PROBLEM — Locate each line below that includes "cartoonjp" and reproduce it.

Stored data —
"""
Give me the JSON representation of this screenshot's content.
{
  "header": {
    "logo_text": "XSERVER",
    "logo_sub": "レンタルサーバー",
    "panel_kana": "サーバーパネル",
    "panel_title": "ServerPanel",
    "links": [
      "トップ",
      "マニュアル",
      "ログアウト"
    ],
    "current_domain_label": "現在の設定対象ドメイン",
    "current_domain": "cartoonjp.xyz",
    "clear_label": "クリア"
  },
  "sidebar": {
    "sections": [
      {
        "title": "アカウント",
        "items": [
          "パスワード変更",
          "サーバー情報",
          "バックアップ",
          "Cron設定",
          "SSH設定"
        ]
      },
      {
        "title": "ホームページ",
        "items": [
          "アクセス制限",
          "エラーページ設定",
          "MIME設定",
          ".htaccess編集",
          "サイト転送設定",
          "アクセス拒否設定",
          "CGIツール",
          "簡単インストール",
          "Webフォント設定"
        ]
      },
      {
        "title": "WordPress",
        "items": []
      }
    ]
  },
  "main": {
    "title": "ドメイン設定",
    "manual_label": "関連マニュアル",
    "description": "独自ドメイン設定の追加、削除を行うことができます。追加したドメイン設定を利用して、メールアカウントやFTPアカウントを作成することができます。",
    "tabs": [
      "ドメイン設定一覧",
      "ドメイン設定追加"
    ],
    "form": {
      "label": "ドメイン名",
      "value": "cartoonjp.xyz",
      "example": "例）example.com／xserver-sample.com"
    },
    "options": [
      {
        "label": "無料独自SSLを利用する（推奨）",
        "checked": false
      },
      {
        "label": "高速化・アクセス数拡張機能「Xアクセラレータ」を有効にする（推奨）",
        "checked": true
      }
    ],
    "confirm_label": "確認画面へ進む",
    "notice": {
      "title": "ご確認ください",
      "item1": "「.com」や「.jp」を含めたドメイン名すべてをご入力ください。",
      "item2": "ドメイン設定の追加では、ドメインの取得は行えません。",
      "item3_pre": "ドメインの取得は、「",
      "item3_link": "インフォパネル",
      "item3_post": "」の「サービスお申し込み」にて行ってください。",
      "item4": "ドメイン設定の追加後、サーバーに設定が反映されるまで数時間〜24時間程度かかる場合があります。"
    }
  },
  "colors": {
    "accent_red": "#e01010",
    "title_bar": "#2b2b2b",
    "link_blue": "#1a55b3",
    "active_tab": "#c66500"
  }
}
"""
RESPONSE TO THE TASK —
    "current_domain": "cartoonjp.xyz",
      "value": "cartoonjp.xyz",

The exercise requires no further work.